#### [SHORT TASK]
Copy the data below without changes, starting at the first line and ending at the line containing "byline: miljedtothemoon published", with both of those lines included.

#### [DATA SUPPLIED]
= = = =

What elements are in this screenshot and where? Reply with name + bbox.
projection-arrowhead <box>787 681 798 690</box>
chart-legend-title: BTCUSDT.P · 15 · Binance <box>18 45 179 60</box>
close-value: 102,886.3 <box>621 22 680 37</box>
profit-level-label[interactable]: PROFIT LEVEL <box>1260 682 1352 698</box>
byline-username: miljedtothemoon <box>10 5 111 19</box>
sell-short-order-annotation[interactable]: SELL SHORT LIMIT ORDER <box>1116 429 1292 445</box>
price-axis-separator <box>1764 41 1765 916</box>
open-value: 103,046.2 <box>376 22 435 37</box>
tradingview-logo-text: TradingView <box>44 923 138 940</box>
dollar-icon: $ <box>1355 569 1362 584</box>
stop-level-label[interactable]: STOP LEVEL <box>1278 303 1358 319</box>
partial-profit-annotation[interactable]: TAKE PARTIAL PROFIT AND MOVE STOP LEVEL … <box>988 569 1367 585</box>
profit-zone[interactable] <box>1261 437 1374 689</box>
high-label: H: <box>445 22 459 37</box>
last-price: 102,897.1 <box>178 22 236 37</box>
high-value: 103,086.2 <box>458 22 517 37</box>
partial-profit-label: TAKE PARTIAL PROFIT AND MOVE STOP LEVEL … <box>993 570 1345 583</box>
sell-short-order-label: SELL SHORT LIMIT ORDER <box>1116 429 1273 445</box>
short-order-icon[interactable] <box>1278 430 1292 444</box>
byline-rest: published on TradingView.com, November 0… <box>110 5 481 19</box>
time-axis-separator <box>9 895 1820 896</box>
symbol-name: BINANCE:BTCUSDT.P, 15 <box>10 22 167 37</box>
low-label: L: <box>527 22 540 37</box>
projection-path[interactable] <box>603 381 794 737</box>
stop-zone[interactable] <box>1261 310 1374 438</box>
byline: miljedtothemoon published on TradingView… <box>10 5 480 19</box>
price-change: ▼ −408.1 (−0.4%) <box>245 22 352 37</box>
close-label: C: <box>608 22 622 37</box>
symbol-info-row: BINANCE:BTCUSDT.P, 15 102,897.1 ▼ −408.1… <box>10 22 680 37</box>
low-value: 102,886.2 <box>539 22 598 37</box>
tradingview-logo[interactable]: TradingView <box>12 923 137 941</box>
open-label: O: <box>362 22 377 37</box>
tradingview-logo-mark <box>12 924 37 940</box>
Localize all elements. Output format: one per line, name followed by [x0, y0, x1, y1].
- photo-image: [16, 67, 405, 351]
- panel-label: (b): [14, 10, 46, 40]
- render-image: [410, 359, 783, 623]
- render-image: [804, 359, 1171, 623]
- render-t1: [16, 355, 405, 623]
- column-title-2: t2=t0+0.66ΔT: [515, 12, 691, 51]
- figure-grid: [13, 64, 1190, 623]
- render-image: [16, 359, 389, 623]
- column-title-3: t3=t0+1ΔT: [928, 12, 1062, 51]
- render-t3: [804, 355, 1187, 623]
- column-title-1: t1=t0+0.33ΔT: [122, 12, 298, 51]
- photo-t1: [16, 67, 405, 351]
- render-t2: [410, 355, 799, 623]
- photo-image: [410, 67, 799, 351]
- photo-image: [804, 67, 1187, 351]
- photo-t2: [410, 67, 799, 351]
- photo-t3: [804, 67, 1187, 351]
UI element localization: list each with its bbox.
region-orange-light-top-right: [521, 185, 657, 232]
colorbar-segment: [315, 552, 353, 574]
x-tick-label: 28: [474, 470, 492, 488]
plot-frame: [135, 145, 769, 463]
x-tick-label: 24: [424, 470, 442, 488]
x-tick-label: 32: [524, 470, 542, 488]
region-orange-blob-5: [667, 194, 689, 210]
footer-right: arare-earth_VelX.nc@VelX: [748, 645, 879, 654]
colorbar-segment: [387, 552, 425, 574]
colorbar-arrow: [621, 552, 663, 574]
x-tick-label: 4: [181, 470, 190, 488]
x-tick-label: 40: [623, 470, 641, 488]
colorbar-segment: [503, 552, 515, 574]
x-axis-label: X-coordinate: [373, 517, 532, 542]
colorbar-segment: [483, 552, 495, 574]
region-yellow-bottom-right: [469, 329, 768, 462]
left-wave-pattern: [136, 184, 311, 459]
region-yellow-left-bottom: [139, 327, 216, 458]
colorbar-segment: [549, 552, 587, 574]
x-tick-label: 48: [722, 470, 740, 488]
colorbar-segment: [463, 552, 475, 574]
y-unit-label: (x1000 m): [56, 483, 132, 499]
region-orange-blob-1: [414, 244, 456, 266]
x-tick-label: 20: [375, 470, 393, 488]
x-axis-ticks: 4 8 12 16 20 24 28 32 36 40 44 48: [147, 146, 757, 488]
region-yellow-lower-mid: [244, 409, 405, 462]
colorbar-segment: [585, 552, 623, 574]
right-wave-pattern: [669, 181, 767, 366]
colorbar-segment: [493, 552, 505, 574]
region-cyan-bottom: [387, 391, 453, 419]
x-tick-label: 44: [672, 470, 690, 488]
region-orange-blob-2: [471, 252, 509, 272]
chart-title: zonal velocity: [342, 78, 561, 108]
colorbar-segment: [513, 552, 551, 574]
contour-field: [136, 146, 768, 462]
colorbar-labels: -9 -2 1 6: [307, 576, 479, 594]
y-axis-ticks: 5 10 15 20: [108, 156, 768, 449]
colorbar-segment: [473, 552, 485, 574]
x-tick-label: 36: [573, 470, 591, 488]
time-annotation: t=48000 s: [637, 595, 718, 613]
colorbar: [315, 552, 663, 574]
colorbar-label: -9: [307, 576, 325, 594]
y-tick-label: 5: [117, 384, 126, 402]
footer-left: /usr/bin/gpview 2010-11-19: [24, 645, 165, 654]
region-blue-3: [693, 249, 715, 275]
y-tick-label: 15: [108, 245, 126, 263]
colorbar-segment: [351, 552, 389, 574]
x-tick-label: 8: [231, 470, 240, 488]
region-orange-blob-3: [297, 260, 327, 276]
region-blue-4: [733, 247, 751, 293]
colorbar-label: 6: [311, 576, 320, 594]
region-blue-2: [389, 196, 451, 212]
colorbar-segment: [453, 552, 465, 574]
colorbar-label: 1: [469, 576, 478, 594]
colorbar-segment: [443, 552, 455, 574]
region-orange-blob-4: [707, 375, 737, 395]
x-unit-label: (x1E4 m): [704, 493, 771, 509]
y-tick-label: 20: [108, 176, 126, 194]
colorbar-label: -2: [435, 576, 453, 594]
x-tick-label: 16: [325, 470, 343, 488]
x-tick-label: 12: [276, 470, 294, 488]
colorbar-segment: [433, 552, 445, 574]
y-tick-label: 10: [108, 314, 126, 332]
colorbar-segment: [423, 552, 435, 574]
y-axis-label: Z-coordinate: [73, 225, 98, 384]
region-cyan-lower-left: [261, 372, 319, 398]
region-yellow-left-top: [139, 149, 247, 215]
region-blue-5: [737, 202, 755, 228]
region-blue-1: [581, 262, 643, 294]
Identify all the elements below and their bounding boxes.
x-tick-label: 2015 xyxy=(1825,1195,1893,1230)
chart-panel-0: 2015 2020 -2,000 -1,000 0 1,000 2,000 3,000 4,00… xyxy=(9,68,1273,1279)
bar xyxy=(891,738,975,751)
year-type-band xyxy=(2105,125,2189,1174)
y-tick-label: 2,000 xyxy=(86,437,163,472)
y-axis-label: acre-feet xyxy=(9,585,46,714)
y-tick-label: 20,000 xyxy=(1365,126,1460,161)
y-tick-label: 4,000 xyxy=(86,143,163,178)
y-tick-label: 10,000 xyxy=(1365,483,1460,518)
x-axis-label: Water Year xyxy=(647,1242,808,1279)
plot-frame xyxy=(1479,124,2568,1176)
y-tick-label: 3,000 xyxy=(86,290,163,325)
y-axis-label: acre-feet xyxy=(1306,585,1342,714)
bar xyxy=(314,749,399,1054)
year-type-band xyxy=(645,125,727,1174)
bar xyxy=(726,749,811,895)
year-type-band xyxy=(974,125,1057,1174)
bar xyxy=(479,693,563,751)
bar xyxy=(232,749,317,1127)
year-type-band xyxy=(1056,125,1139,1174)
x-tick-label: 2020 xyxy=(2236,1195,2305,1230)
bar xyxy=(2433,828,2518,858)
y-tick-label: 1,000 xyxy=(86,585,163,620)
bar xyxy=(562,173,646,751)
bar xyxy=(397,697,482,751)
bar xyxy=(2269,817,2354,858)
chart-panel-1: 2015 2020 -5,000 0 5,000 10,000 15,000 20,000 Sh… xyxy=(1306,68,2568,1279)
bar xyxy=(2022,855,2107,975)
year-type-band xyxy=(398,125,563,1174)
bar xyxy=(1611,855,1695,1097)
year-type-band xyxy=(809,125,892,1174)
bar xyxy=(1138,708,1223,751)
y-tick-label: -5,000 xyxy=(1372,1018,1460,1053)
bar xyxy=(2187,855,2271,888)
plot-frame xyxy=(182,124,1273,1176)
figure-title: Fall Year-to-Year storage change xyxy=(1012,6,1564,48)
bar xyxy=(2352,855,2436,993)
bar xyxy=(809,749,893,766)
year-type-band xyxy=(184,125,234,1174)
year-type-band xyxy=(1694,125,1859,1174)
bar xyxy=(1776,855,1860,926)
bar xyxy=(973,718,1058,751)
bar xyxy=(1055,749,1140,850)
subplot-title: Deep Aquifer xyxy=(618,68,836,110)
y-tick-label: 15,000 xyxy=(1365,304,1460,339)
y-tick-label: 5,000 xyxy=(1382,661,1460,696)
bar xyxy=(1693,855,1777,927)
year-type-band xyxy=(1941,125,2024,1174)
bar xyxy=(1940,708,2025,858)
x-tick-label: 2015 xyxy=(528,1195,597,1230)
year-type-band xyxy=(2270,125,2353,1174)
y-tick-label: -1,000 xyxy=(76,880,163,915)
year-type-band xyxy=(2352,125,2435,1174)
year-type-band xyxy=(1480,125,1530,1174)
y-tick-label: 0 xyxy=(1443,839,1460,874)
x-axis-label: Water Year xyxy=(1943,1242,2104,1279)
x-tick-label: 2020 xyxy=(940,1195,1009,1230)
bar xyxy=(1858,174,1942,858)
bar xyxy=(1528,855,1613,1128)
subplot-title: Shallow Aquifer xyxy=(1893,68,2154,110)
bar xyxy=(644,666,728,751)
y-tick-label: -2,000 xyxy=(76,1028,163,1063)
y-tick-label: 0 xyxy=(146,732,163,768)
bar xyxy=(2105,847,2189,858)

= = = =

#### [FULL RESPONSE]
What elements are in this screenshot and where? Reply with name + bbox.
projection-arrowhead <box>787 681 798 690</box>
chart-legend-title: BTCUSDT.P · 15 · Binance <box>18 45 179 60</box>
close-value: 102,886.3 <box>621 22 680 37</box>
profit-level-label[interactable]: PROFIT LEVEL <box>1260 682 1352 698</box>
byline-username: miljedtothemoon <box>10 5 111 19</box>
sell-short-order-annotation[interactable]: SELL SHORT LIMIT ORDER <box>1116 429 1292 445</box>
price-axis-separator <box>1764 41 1765 916</box>
open-value: 103,046.2 <box>376 22 435 37</box>
tradingview-logo-text: TradingView <box>44 923 138 940</box>
dollar-icon: $ <box>1355 569 1362 584</box>
stop-level-label[interactable]: STOP LEVEL <box>1278 303 1358 319</box>
partial-profit-annotation[interactable]: TAKE PARTIAL PROFIT AND MOVE STOP LEVEL … <box>988 569 1367 585</box>
profit-zone[interactable] <box>1261 437 1374 689</box>
high-label: H: <box>445 22 459 37</box>
last-price: 102,897.1 <box>178 22 236 37</box>
high-value: 103,086.2 <box>458 22 517 37</box>
partial-profit-label: TAKE PARTIAL PROFIT AND MOVE STOP LEVEL … <box>993 570 1345 583</box>
sell-short-order-label: SELL SHORT LIMIT ORDER <box>1116 429 1273 445</box>
short-order-icon[interactable] <box>1278 430 1292 444</box>
byline-rest: published on TradingView.com, November 0… <box>110 5 481 19</box>
time-axis-separator <box>9 895 1820 896</box>
symbol-name: BINANCE:BTCUSDT.P, 15 <box>10 22 167 37</box>
low-label: L: <box>527 22 540 37</box>
projection-path[interactable] <box>603 381 794 737</box>
stop-zone[interactable] <box>1261 310 1374 438</box>
byline: miljedtothemoon published on TradingView… <box>10 5 480 19</box>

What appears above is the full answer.